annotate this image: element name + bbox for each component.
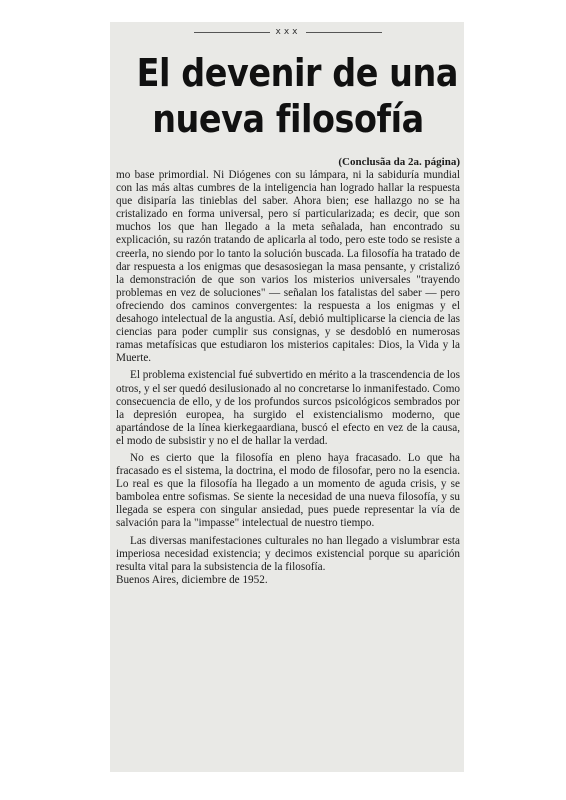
ornament-rule-left [194, 32, 270, 33]
article-paragraph: El problema existencial fué subvertido en mérito a la trascendencia de los otros, y el ser quedó desilusionado al no concretarse lo inmanifestado. Como consecuencia de ello, y de los profundos surcos psicológicos sembrados por la depresión europea, ha surgido el existencialismo moderno, que apartándose de la línea kierkegaardiana, buscó el efecto en vez de la causa, el modo de subsistir y no el de hallar la verdad. [116, 369, 460, 447]
article-paragraph: mo base primordial. Ni Diógenes con su lámpara, ni la sabiduría mundial con las más altas cumbres de la inteligencia han logrado hallar la respuesta que disiparía las tinieblas del saber. Ahora bien; ese hallazgo no se ha cristalizado en forma universal, pero sí particularizada; es decir, que son muchos los que han llegado a la meta señalada, han encontrado su explicación, su razón tratando de aplicarla al todo, pero este todo se resiste a creerla, no siendo por lo tanto la solución buscada. La filosofía ha tratado de dar respuesta a los enigmas que desasosiegan la masa pensante, y cristalizó la demonstración de que son varios los misterios universales "trayendo problemas en vez de soluciones" — señalan los fatalistas del saber — pero ofreciendo dos caminos convergentes: la respuesta a los enigmas y el desahogo intelectual de la angustia. Así, debió multiplicarse la ciencia de las ciencias para poder cumplir sus consignas, y se desdobló en numerosas ramas metafísicas que estudiaron los misterios capitales: Dios, la Vida y la Muerte. [116, 169, 460, 365]
newspaper-clipping [110, 22, 464, 772]
article-paragraph: Las diversas manifestaciones culturales no han llegado a vislumbrar esta imperiosa necesidad existencia; y decimos existencial porque su aparición resulta vital para la subsistencia de la filosofía. [116, 534, 460, 573]
continuation-note: (Conclusãa da 2a. página) [338, 156, 460, 168]
headline-line-1: El devenir de una [136, 51, 459, 95]
ornament-rule-right [306, 32, 382, 33]
article-body [116, 169, 460, 587]
article-signoff: Buenos Aires, diciembre de 1952. [116, 573, 268, 586]
ornament-mark: xxx [275, 27, 301, 37]
article-headline [136, 50, 459, 142]
header-ornament [116, 26, 460, 38]
article-paragraph: No es cierto que la filosofía en pleno haya fracasado. Lo que ha fracasado es el sistema, la doctrina, el modo de filosofar, pero no la esencia. Lo real es que la filosofía ha llegado a un momento de aguda crisis, y se bambolea entre sofismas. Se siente la necesidad de una nueva filosofía, y su llegada se espera con singular ansiedad, pues puede representar la vía de salvación para la "impasse" intelectual de nuestro tiempo. [116, 451, 460, 530]
headline-line-2: nueva filosofía [152, 97, 424, 141]
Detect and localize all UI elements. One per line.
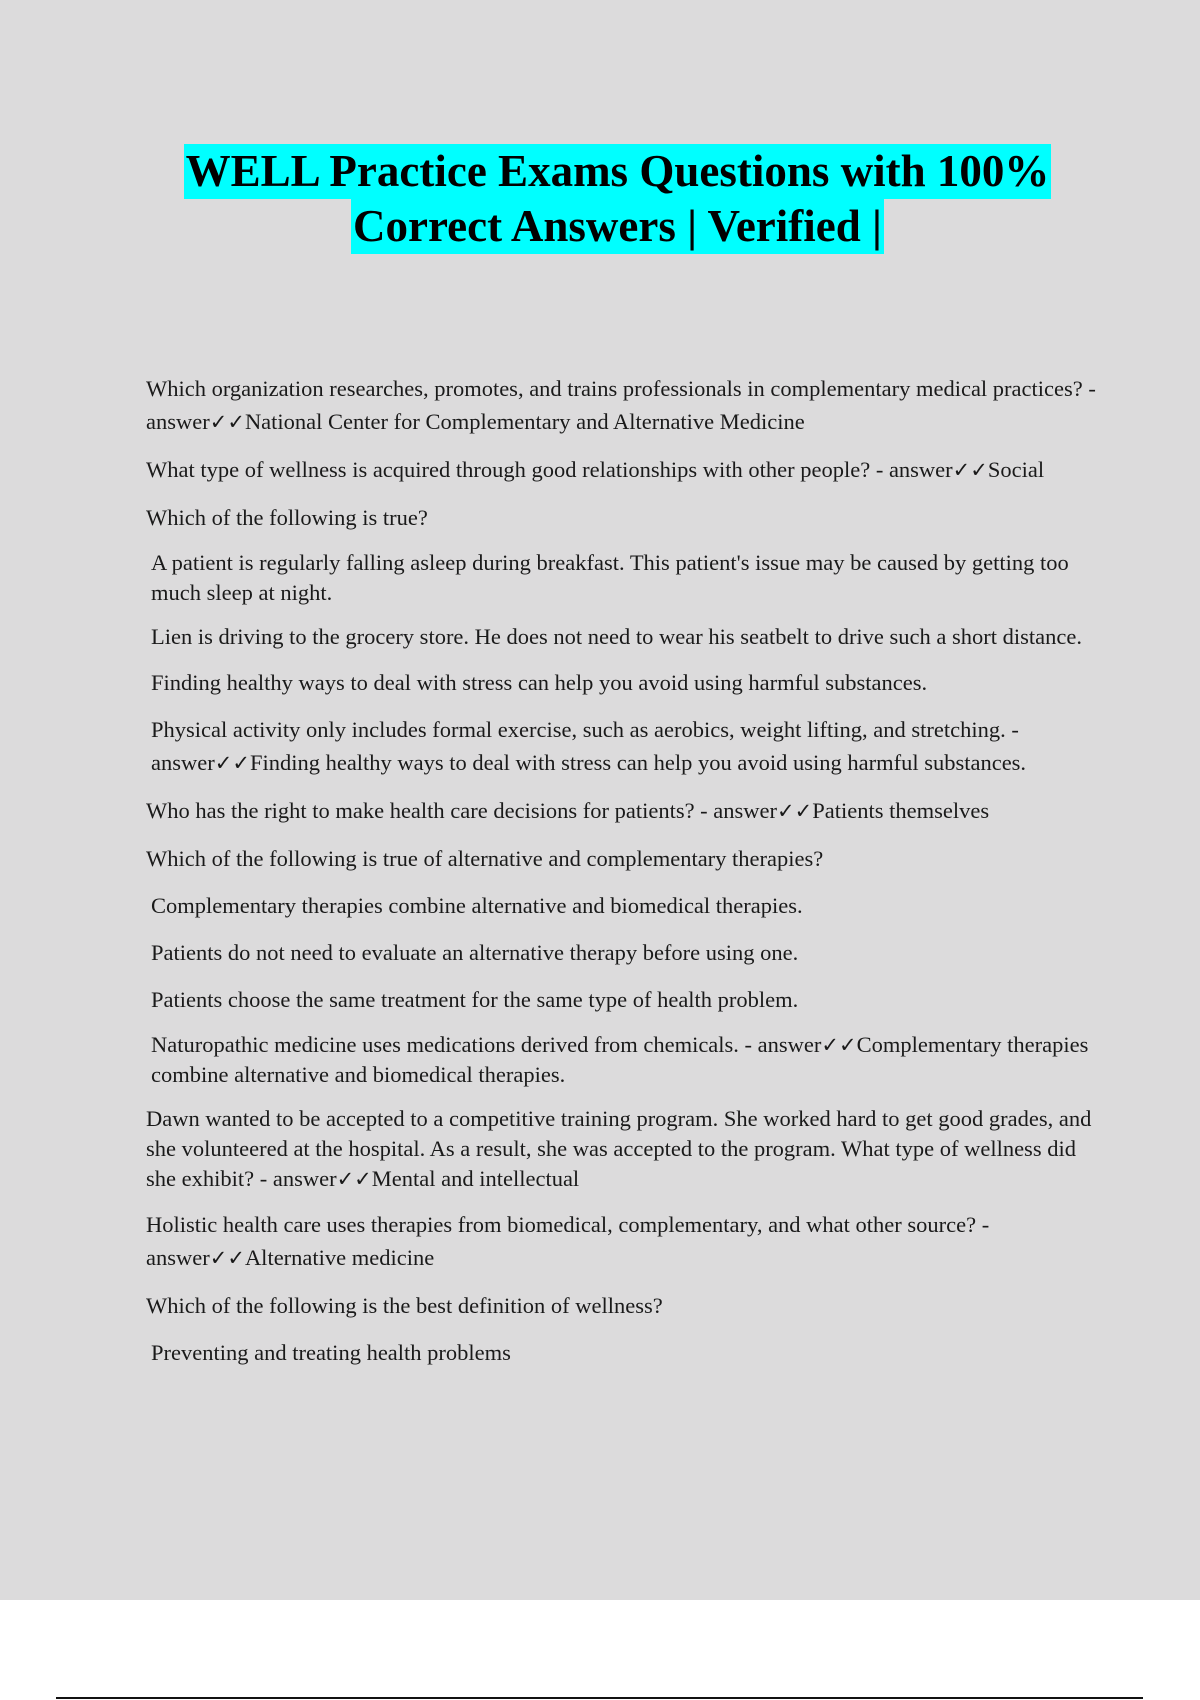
check-mark-icon: ✓✓ [952,458,988,482]
option-paragraph: Finding healthy ways to deal with stress can help you avoid using harmful substances. [151,670,928,695]
qa-paragraph: Which organization researches, promotes, and trains professionals in complementary medical practices? - answer✓✓National Center for Complementary and Alternative Medicine [146,376,1096,434]
check-mark-icon: ✓✓ [777,799,813,823]
check-mark-icon: ✓✓ [214,751,250,775]
question-paragraph: Which of the following is true of alternative and complementary therapies? [146,846,824,871]
question-paragraph: Which of the following is true? [146,505,428,530]
next-page-preview [0,1600,1200,1700]
qa-paragraph: What type of wellness is acquired through good relationships with other people? - answer✓✓Social [146,457,1045,482]
check-mark-icon: ✓✓ [209,410,245,434]
title-line-2: Correct Answers | Verified | [351,199,884,254]
qa-paragraph: Dawn wanted to be accepted to a competitive training program. She worked hard to get good grades, and she volunteered at the hospital. As a result, she was accepted to the program. What type of wellness did she exhibit? - answer✓✓Mental and intellectual [146,1106,1092,1191]
option-paragraph: Lien is driving to the grocery store. He does not need to wear his seatbelt to drive such a short distance. [151,624,1082,649]
title-line-1: WELL Practice Exams Questions with 100% [184,144,1052,199]
question-paragraph: Which of the following is the best definition of wellness? [146,1293,663,1318]
option-paragraph: Patients choose the same treatment for the same type of health problem. [151,987,799,1012]
page-divider [56,1697,1143,1699]
option-paragraph: Patients do not need to evaluate an alternative therapy before using one. [151,940,799,965]
check-mark-icon: ✓✓ [821,1033,857,1057]
qa-paragraph: Who has the right to make health care decisions for patients? - answer✓✓Patients themselves [146,798,990,823]
option-paragraph: Complementary therapies combine alternative and biomedical therapies. [151,893,803,918]
qa-paragraph: Holistic health care uses therapies from biomedical, complementary, and what other source? - answer✓✓Alternative medicine [146,1212,990,1270]
document-title [0,144,1200,254]
check-mark-icon: ✓✓ [336,1167,372,1191]
check-mark-icon: ✓✓ [209,1246,245,1270]
option-qa-paragraph: Physical activity only includes formal exercise, such as aerobics, weight lifting, and stretching. - answer✓✓Finding healthy ways to deal with stress can help you avoid using harmful substances. [151,717,1027,775]
option-qa-paragraph: Naturopathic medicine uses medications derived from chemicals. - answer✓✓Complementary therapies combine alternative and biomedical therapies. [151,1032,1089,1087]
option-paragraph: Preventing and treating health problems [151,1340,511,1365]
document-body [146,372,1096,1383]
option-paragraph: A patient is regularly falling asleep during breakfast. This patient's issue may be caused by getting too much sleep at night. [151,550,1069,605]
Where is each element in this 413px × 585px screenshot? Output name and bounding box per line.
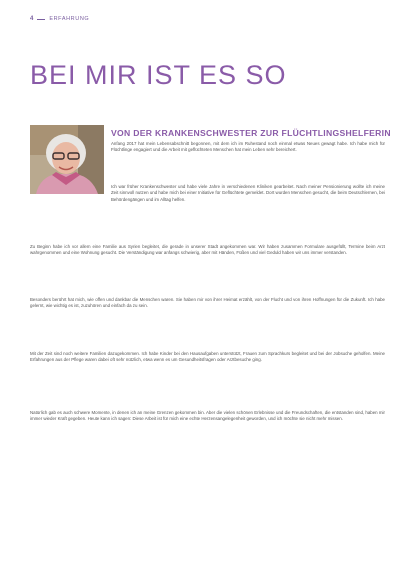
page-title: BEI MIR IST ES SO <box>30 60 287 90</box>
paragraph-2: Ich war früher Krankenschwester und habe viele Jahre in verschiedenen Kliniken gearbeitet. Nach meiner Pensionierung wollte ich meine Zeit sinnvoll nutzen und habe mich bei einer Initiative für Geflüchtete gemeldet. Dort wurden Menschen gesucht, die beim Deutschlernen, bei Behördengängen und im Alltag helfen. <box>111 184 385 202</box>
paragraph-4: Besonders berührt hat mich, wie offen und dankbar die Menschen waren. Sie haben mir von ihrer Heimat erzählt, von der Flucht und von ihren Hoffnungen für die Zukunft. Ich habe gelernt, wie wichtig es ist, zuzuhören und einfach da zu sein. <box>30 297 385 309</box>
page-number: 4 <box>30 16 34 22</box>
paragraph-6: Natürlich gab es auch schwere Momente, in denen ich an meine Grenzen gekommen bin. Aber die vielen schönen Erlebnisse und die Freundschaften, die entstanden sind, haben mir immer wieder Kraft gegeben. Heute kann ich sagen: Diese Arbeit ist für mich eine echte Herzensangelegenheit geworden, und ich möchte sie nicht mehr missen. <box>30 410 385 422</box>
paragraph-3: Zu Beginn habe ich vor allem eine Familie aus Syrien begleitet, die gerade in unserer Stadt angekommen war. Wir haben zusammen Formulare ausgefüllt, Termine beim Arzt wahrgenommen und eine Wohnung gesucht. Die Verständigung war anfangs schwierig, aber mit Händen, Füßen und viel Geduld haben wir uns immer verstanden. <box>30 244 385 256</box>
paragraph-5: Mit der Zeit sind noch weitere Familien dazugekommen. Ich habe Kinder bei den Hausaufgaben unterstützt, Frauen zum Sprachkurs begleitet und bei der Jobsuche geholfen. Meine Erfahrungen aus der Pflege waren dabei oft sehr nützlich, etwa wenn es um Gesundheitsfragen oder Arztbesuche ging. <box>30 351 385 363</box>
page-header <box>30 14 89 24</box>
section-label: ERFAHRUNG <box>49 16 90 22</box>
article-subtitle: VON DER KRANKENSCHWESTER ZUR FLÜCHTLINGSHELFERIN <box>111 128 391 138</box>
paragraph-1: Anfang 2017 hat mein Lebensabschnitt begonnen, mit dem ich im Ruhestand noch einmal etwas Neues gewagt habe. Ich habe mich für Flüchtlinge engagiert und die Arbeit mit geflüchteten Menschen hat mein Leben sehr bereichert. <box>111 141 385 153</box>
header-divider <box>37 19 45 20</box>
portrait-photo <box>30 125 104 194</box>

══════

_EXERCISE INSTRUCTIONS_
Your job is to return all lines above that hold the word "body".

_RESULT OF THE TASK_
article-body [116, 169, 460, 587]
document-body [146,372,1096,1383]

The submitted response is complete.